WRITTEN INSTRUCTION: Reproduce the records below exactly as they appear.

[Collected data]
_ _ _ _ _
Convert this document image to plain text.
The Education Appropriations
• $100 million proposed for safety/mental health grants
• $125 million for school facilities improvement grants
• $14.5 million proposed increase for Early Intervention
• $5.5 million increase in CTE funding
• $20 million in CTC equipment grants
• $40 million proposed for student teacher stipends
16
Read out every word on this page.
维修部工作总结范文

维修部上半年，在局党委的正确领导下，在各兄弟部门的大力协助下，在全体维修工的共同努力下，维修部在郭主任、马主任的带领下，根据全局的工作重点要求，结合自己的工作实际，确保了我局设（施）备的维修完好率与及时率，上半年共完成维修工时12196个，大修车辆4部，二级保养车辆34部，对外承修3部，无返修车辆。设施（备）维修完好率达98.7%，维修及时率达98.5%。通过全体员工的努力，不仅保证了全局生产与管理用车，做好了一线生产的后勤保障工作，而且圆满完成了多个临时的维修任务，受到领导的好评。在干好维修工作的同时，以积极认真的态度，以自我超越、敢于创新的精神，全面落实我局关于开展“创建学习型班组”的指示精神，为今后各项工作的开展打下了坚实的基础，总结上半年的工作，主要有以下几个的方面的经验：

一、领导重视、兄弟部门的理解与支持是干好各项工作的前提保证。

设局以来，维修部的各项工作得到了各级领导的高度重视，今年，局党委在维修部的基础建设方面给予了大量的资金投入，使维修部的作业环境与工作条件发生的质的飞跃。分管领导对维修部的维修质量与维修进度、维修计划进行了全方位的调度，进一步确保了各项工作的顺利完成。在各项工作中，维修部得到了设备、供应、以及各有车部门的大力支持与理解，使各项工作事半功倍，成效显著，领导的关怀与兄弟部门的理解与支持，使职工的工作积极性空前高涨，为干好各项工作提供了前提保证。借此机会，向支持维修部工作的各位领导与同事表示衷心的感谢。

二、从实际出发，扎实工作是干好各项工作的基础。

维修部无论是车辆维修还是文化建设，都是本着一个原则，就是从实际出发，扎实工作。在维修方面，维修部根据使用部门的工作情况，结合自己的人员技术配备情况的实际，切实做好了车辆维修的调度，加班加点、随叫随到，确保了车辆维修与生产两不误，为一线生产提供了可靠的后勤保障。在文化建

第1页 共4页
_ _ _ _ _
CORRECT RESPONSE:
Convert this document image to plain text.
The Education Appropriations
• $100 million proposed for safety/mental health grants
• $125 million for school facilities improvement grants
• $14.5 million proposed increase for Early Intervention
• $5.5 million increase in CTE funding
• $20 million in CTC equipment grants
• $40 million proposed for student teacher stipends
16
Read out every word on this page.
维修部工作总结范文

维修部上半年，在局党委的正确领导下，在各兄弟部门的大力协助下，在全体维修工的共同努力下，维修部在郭主任、马主任的带领下，根据全局的工作重点要求，结合自己的工作实际，确保了我局设（施）备的维修完好率与及时率，上半年共完成维修工时12196个，大修车辆4部，二级保养车辆34部，对外承修3部，无返修车辆。设施（备）维修完好率达98.7%，维修及时率达98.5%。通过全体员工的努力，不仅保证了全局生产与管理用车，做好了一线生产的后勤保障工作，而且圆满完成了多个临时的维修任务，受到领导的好评。在干好维修工作的同时，以积极认真的态度，以自我超越、敢于创新的精神，全面落实我局关于开展“创建学习型班组”的指示精神，为今后各项工作的开展打下了坚实的基础，总结上半年的工作，主要有以下几个的方面的经验：

一、领导重视、兄弟部门的理解与支持是干好各项工作的前提保证。

设局以来，维修部的各项工作得到了各级领导的高度重视，今年，局党委在维修部的基础建设方面给予了大量的资金投入，使维修部的作业环境与工作条件发生的质的飞跃。分管领导对维修部的维修质量与维修进度、维修计划进行了全方位的调度，进一步确保了各项工作的顺利完成。在各项工作中，维修部得到了设备、供应、以及各有车部门的大力支持与理解，使各项工作事半功倍，成效显著，领导的关怀与兄弟部门的理解与支持，使职工的工作积极性空前高涨，为干好各项工作提供了前提保证。借此机会，向支持维修部工作的各位领导与同事表示衷心的感谢。

二、从实际出发，扎实工作是干好各项工作的基础。

维修部无论是车辆维修还是文化建设，都是本着一个原则，就是从实际出发，扎实工作。在维修方面，维修部根据使用部门的工作情况，结合自己的人员技术配备情况的实际，切实做好了车辆维修的调度，加班加点、随叫随到，确保了车辆维修与生产两不误，为一线生产提供了可靠的后勤保障。在文化建

第1页 共4页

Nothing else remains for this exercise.